- _Pedidos_
#1 Liste, na ordem em que aparecem, todas as formas verbais no gerúndio presentes nos versos do poema do texto selecionado.
#2 Repita fielmente o trecho do texto selecionado que vai de "São, na coragem" até "da liberdade literária.".

- _Texto selecionado_
════════════════

Análise do poema "Cinco horas da manhã", de Orlando Mendes



São cinco horas da manhã

Para Maria pilando

Debaixo do cajueiro

E o noivo de Maria

Colimando a machamba

E pensando no Transval

 

São cinco horas da manhã

Para uma velha negra

Abanando o fogareiro

E assando maçaroca

Milho bom! Eh! Milho bom!

Numa voz desnecessária.

 

São cinco horas da manhã

No bazar de piripiri

Manga, coco e mulata

E tetas nuas vertendo

Leite tão branco e puro

Como leite secretado

Por outras tetas mais pudicas

 

São cinco horas da manhã

Nas cartas por escrever

Dos chibalos sonolentos

E nas mãos que dão à terra

A semente sem passado

 

São cinco horas da manhã

No coração confiante

Das mulheres que pariram

E em versos de sangue e nervos

Que latejam o futuro

 

Num canto livre e bravio

Das aves da minha terra

São cinco horas da manhã.

 

Mesmo com nuvens, espessas

Toldando a luz do sol

São cinco horas da  manhã.

 

E até no desespero

De não aceitar o dia

São cinco horas da manhã

Da manhã que irrompe

Com a alvorada ou não

Da noite de incubação.

 

São cinco horas da manhã

Do Rovuma à Ponta de Ouro

São, na coragem que temos

Para sabermos que são.

 
    Este poema, constituído por nove estrofes de versos brancos, é da autoria de Orlando Mendes, poeta moçambicano nascido a 4 de agosto de 1916 e falecido a 13 de janeiro de 1990. A temática central da sua poesia prende-se com a época colonial, pelo que talvez seja possível associar o versilibrismo e a irregularidade estrófica que caracterizam o texto a esse contexto, ou seja, tal como Moçambique estava em processo de descolonização, em busca da liberdade enquanto país, o texto também combate o espaço opressivo enquanto manifestação da liberdade literária.
    A primeira estrofe, uma sextilha, à semelhança das três seguintes, abre com um verso (anáfora) que localiza a «ação» no tempo: cinco horas da manhã, o tempo do fim da escuridão, o limite da madrugada e o início da manhã, o crepúsculo. O que sucede a essa hora? Uma mulher, chamada Maria, pila debaixo do cajueiro, sozinha. A conjugação da forma verbal «são», no presente do modo indicativo, e do gerúndio «pilando» sugerem que se trata de uma ação que está a decorrer ainda no momento em que se lê. As formas verbais seguintes («colimando» e «pensando») reforçam essa ideia. O verso 3 localiza-nos no espaço: Maria pila debaixo de um cajueiro, uma planta abundante em Moçambique da qual se extrai a castanha do caju. É provável que a figura de Maria simbolize um conjunto de Marias que pilam incessantemente, sozinhas, ao amanhecer do dia, perseverantes, com os olhos num futuro mais próspero e menos escuro ( o dia que está prestes a nascer).

════════════════

- _Excertos das linhas_
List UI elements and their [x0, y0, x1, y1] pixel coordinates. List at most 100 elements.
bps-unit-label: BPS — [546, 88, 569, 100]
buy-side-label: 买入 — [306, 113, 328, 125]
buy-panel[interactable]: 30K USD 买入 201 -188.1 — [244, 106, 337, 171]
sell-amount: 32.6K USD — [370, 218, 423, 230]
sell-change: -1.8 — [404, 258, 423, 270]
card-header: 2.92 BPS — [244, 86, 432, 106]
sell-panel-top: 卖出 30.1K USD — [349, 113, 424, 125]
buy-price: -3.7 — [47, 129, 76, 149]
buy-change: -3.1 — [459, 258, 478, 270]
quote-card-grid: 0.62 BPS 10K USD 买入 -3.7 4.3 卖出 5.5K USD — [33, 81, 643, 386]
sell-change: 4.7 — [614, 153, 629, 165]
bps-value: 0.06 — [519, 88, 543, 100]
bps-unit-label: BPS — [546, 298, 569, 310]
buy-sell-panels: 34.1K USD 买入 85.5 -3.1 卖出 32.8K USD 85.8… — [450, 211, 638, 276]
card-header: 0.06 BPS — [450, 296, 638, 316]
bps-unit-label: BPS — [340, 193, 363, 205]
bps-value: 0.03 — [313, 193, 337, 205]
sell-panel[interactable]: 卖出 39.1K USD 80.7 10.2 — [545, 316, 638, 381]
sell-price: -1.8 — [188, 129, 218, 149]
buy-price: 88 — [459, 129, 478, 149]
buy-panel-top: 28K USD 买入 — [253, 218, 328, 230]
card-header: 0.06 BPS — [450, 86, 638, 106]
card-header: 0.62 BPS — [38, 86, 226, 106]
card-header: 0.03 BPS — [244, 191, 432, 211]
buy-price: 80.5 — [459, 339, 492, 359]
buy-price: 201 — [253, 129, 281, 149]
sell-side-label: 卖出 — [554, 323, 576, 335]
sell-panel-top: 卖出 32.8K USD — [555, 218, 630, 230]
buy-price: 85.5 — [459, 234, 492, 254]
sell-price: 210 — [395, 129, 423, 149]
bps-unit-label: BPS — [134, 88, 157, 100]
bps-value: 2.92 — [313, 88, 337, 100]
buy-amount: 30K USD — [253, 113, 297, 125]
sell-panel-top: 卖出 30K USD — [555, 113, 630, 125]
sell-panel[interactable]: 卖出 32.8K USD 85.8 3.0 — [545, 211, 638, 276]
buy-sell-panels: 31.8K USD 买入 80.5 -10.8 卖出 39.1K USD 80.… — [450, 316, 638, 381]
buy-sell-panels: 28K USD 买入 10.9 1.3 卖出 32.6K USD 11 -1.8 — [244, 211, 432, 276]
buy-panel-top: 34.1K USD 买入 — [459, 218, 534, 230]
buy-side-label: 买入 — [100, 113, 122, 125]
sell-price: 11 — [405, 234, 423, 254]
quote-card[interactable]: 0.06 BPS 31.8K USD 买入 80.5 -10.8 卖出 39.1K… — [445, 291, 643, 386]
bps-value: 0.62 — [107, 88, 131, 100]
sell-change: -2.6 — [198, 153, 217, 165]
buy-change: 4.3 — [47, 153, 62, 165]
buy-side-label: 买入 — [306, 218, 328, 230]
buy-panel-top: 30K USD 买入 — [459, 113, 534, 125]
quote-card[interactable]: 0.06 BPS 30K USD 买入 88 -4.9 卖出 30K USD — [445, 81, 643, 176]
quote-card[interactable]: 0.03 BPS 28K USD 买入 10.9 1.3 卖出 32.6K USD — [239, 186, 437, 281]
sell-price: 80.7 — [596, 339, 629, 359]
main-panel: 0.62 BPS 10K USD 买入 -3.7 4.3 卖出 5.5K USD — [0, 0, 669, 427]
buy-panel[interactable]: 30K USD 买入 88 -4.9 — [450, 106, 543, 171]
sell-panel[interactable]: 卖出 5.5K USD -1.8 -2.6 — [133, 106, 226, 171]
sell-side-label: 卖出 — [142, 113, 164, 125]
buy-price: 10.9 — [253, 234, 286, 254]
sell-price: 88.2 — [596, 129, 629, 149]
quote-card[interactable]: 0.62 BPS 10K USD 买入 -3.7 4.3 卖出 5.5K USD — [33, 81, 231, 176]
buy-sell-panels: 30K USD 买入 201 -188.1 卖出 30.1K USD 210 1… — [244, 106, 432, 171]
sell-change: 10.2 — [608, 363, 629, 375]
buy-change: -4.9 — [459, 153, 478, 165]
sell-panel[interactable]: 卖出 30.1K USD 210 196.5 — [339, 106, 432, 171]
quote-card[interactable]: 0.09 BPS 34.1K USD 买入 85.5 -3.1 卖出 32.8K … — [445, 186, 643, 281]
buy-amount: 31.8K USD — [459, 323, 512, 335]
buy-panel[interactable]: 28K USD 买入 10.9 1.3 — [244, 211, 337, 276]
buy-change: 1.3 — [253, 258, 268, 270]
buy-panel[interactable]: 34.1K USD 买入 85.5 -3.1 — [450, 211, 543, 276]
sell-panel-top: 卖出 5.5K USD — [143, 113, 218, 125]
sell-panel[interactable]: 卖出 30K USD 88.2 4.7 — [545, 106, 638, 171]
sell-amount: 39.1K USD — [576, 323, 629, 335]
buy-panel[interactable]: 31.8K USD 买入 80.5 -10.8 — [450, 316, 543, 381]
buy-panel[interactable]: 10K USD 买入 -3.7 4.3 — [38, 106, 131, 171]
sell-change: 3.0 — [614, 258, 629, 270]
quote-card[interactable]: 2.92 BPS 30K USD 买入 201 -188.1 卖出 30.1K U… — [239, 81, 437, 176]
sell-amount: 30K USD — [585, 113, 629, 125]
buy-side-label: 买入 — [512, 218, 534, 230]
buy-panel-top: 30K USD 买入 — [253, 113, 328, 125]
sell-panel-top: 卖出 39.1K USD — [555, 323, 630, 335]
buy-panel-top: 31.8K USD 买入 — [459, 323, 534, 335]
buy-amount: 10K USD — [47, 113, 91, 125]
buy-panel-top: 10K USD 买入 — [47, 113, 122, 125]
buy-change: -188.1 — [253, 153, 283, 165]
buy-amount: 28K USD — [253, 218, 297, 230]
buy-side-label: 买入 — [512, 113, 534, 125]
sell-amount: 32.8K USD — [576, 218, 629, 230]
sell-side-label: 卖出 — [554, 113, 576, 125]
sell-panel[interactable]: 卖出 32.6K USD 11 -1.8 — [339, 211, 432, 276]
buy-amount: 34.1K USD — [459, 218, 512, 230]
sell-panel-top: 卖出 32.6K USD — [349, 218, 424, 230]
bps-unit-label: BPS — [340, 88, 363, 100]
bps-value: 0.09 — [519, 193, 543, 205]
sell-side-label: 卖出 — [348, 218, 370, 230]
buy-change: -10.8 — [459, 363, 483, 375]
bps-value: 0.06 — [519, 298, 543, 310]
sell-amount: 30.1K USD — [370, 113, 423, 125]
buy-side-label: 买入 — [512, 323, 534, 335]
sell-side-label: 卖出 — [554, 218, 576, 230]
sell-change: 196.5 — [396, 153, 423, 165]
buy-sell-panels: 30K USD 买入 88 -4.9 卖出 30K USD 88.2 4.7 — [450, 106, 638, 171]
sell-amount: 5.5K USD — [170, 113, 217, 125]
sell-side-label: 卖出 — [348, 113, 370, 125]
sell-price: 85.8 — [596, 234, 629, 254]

════════════════

- _Respostas por tarefa_
#1
pilando
Colimando
pensando
Abanando
assando
vertendo
Toldando

#2
São, na coragem que temos

Para sabermos que são.

 
    Este poema, constituído por nove estrofes de versos brancos, é da autoria de Orlando Mendes, poeta moçambicano nascido a 4 de agosto de 1916 e falecido a 13 de janeiro de 1990. A temática central da sua poesia prende-se com a época colonial, pelo que talvez seja possível associar o versilibrismo e a irregularidade estrófica que caracterizam o texto a esse contexto, ou seja, tal como Moçambique estava em processo de descolonização, em busca da liberdade enquanto país, o texto também combate o espaço opressivo enquanto manifestação da liberdade literária.